_Your task_
Copy out every line in the entries below that includes "породы".

(begin)

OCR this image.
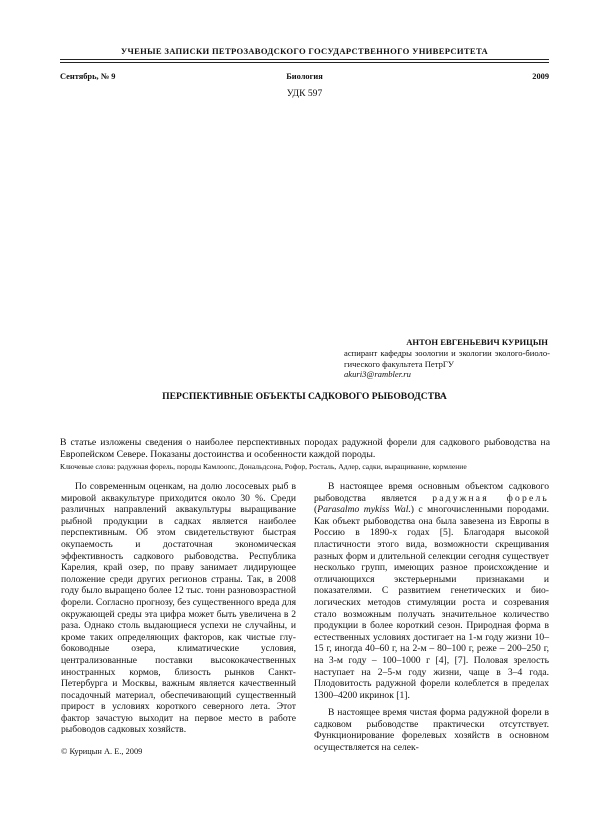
УЧЕНЫЕ ЗАПИСКИ ПЕТРОЗАВОДСКОГО ГОСУДАРСТВЕННОГО УНИВЕРСИТЕТА
Биология
Сентябрь, № 9	2009
УДК 597
АНТОН ЕВГЕНЬЕВИЧ КУРИЦЫН
аспирант кафедры зоологии и экологии эколого-биологического факультета ПетрГУ
akuri3@rambler.ru
ПЕРСПЕКТИВНЫЕ ОБЪЕКТЫ САДКОВОГО РЫБОВОДСТВА
В статье изложены сведения о наиболее перспективных породах радужной форели для садкового рыбоводства на Европейском Севере. Показаны достоинства и особенности каждой породы.
Ключевые слова: радужная форель, породы Камлоопс, Дональдсона, Рофор, Росталь, Адлер, садки, выращивание, кормление

По современным оценкам, на долю лососевых рыб в мировой аквакультуре приходится около 30 %. Среди различных направлений аквакультуры выращивание рыбной продукции в садках является наиболее перспективным. Об этом свидетельствуют быстрая окупаемость и достаточная экономическая эффективность садкового рыбоводства. Республика Карелия, край озер, по праву занимает лидирующее положение среди других регионов страны. Так, в 2008 году было выращено более 12 тыс. тонн разновозрастной форели. Согласно прогнозу, без существенного вреда для окружающей среды эта цифра может быть увеличена в 2 раза. Однако столь выдающиеся успехи не случайны, и кроме таких определяющих факторов, как чистые глубоководные озера, климатические условия, централизованные поставки высококачественных иностранных кормов, близость рынков Санкт-Петербурга и Москвы, важным является качественный посадочный материал, обеспечивающий существенный прирост в условиях короткого северного лета. Этот фактор зачастую выходит на первое место в работе рыбоводов садковых хозяйств.

В настоящее время основным объектом садкового рыбоводства является радужная форель (Parasalmo mykiss Wal.) с многочисленными породами. Как объект рыбоводства она была завезена из Европы в Россию в 1890-х годах [5]. Благодаря высокой пластичности этого вида, возможности скрещивания разных форм и длительной селекции сегодня существует несколько групп, имеющих разное происхождение и отличающихся экстерьерными признаками и показателями. С развитием генетических и биологических методов стимуляции роста и созревания стало возможным получать значительное количество продукции в более короткий сезон. Природная форма в естественных условиях достигает на 1-м году жизни 10–15 г, иногда 40–60 г, на 2-м – 80–100 г, реже – 200–250 г, на 3-м году – 100–1000 г [4], [7]. Половая зрелость наступает на 2–5-м году жизни, чаще в 3–4 года. Плодовитость радужной форели колеблется в пределах 1300–4200 икринок [1].

В настоящее время чистая форма радужной форели в садковом рыбоводстве практически отсутствует. Функционирование форелевых хозяйств в основном осуществляется на селек-

© Курицын А. Е., 2009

(end)

_Output for this task_
В статье изложены сведения о наиболее перспективных породах радужной форели для садкового рыбоводства на Европейском Севере. Показаны достоинства и особенности каждой породы.
Ключевые слова: радужная форель, породы Камлоопс, Дональдсона, Рофор, Росталь, Адлер, садки, выращивание, кормление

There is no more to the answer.